──────── Material ────────

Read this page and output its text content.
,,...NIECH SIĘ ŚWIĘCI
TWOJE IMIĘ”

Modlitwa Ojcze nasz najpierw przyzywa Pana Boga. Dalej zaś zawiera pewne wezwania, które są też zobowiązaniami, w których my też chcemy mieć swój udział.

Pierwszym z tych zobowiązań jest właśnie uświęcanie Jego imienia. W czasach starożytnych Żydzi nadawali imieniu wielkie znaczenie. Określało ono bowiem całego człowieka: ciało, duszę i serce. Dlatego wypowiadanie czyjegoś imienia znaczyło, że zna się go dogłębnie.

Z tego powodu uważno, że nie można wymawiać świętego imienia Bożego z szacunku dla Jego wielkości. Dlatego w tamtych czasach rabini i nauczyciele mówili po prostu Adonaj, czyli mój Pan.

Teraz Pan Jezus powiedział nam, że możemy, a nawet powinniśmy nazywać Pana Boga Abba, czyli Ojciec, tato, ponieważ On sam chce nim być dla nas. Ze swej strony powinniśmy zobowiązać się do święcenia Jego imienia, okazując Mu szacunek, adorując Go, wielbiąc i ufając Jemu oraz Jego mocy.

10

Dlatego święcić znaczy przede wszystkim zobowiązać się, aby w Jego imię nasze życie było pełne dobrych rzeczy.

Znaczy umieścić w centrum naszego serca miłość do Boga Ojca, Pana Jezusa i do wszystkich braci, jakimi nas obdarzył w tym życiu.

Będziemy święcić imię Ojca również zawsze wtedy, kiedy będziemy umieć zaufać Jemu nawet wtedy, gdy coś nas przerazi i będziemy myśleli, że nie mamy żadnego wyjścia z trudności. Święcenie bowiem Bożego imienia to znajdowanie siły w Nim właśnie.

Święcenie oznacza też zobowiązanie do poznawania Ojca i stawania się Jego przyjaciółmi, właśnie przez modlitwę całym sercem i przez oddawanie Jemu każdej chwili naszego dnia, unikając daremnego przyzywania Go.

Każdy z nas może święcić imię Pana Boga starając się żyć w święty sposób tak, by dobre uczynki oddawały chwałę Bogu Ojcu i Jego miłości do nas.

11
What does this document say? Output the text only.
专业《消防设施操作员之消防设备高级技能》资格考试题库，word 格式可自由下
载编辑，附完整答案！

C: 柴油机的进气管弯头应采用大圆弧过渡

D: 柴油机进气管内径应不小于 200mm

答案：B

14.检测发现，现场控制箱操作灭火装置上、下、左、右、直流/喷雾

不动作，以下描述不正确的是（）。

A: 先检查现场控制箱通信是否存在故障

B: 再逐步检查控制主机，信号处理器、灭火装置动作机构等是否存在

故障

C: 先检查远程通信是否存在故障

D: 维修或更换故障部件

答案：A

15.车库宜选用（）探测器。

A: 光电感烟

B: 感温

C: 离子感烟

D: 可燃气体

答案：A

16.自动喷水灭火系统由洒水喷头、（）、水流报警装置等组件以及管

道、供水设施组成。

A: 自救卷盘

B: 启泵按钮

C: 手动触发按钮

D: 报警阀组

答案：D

────────

**Problem to work on**
Copy out exactly the lines from the line with "What does this" to the end of the listing, including both of those lines, and give nothing else.

**Exercise response**
What does this document say? Output the text only.
专业《消防设施操作员之消防设备高级技能》资格考试题库，word 格式可自由下
载编辑，附完整答案！

C: 柴油机的进气管弯头应采用大圆弧过渡

D: 柴油机进气管内径应不小于 200mm

答案：B

14.检测发现，现场控制箱操作灭火装置上、下、左、右、直流/喷雾

不动作，以下描述不正确的是（）。

A: 先检查现场控制箱通信是否存在故障

B: 再逐步检查控制主机，信号处理器、灭火装置动作机构等是否存在

故障

C: 先检查远程通信是否存在故障

D: 维修或更换故障部件

答案：A

15.车库宜选用（）探测器。

A: 光电感烟

B: 感温

C: 离子感烟

D: 可燃气体

答案：A

16.自动喷水灭火系统由洒水喷头、（）、水流报警装置等组件以及管

道、供水设施组成。

A: 自救卷盘

B: 启泵按钮

C: 手动触发按钮

D: 报警阀组

答案：D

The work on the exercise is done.